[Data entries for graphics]
====================

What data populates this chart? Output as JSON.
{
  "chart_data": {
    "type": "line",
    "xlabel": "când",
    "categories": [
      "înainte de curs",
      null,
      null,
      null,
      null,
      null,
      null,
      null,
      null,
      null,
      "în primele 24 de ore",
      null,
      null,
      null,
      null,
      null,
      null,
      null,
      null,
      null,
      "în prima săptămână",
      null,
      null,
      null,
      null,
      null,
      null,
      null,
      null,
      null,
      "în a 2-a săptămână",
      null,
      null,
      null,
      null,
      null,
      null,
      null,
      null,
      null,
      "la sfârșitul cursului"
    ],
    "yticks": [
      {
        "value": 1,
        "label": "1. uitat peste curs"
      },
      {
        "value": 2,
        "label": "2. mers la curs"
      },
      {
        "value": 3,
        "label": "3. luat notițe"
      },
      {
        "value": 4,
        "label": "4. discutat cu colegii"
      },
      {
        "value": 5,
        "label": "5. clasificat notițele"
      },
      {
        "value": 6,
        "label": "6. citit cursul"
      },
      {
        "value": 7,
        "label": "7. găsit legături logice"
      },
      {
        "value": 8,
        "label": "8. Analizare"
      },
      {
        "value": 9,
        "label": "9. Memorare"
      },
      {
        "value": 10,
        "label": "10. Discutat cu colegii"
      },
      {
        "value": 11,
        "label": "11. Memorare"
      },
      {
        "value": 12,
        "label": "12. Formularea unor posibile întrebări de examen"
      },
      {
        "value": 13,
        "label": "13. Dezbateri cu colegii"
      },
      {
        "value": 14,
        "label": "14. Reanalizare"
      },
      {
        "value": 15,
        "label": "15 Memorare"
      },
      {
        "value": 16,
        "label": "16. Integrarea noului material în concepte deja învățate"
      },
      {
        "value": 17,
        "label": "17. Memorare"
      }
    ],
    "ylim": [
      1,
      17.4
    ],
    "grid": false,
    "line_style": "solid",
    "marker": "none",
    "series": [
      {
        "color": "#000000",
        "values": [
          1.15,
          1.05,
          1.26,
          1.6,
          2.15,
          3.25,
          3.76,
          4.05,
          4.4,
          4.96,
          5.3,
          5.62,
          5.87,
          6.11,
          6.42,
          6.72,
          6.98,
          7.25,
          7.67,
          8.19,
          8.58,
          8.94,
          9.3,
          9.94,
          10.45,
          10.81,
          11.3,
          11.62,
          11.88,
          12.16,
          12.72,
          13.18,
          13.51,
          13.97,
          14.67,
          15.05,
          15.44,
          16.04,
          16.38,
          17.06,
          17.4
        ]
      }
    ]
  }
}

====================

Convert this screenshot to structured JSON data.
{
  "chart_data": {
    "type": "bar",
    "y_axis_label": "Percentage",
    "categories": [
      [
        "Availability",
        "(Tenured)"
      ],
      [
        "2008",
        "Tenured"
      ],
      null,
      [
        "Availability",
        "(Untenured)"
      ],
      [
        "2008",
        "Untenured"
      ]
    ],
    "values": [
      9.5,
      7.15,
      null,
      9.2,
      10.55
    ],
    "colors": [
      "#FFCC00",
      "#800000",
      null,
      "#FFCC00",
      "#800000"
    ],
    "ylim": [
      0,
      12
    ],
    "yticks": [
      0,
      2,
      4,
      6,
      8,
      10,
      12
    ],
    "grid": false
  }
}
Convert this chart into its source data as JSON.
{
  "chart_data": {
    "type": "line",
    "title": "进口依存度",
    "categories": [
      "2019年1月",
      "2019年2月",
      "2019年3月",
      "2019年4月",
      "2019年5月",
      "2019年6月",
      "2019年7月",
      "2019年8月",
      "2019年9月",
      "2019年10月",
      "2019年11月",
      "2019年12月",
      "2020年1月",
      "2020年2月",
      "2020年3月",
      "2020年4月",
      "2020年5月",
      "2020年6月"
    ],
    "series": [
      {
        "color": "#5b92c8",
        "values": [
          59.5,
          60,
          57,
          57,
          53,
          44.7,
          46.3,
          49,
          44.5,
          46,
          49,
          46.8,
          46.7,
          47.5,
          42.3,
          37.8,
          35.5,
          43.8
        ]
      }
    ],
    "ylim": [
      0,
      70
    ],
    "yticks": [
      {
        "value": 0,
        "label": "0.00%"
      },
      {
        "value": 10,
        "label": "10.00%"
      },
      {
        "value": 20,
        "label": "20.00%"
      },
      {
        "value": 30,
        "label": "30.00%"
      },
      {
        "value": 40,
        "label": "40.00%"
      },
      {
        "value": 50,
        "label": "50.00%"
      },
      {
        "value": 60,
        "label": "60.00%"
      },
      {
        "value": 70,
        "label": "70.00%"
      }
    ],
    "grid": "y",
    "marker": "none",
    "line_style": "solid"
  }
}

====================

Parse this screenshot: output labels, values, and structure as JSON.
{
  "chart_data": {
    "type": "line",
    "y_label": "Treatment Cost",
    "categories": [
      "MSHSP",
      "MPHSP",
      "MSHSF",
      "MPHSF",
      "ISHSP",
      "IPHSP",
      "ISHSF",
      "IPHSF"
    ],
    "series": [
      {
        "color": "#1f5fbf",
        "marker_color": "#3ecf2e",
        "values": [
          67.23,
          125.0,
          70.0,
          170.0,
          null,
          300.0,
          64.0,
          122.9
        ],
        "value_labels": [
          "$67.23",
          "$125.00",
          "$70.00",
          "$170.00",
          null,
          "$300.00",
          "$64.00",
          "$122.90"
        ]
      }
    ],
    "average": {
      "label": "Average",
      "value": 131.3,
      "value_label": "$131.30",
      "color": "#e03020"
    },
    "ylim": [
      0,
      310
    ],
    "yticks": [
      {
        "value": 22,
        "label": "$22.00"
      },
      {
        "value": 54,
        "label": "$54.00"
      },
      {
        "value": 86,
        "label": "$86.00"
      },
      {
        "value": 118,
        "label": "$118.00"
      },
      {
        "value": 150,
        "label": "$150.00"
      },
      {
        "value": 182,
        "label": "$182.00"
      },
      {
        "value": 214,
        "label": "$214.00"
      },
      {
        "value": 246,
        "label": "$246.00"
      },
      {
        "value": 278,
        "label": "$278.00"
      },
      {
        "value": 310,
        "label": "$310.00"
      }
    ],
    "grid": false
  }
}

====================

WHAT YOU SHOULD DO.
Track down the lines that include the word "Convert" and copy them.

ANSWER TO THE EXERCISE.
Convert this screenshot to structured JSON data.
Convert this chart into its source data as JSON.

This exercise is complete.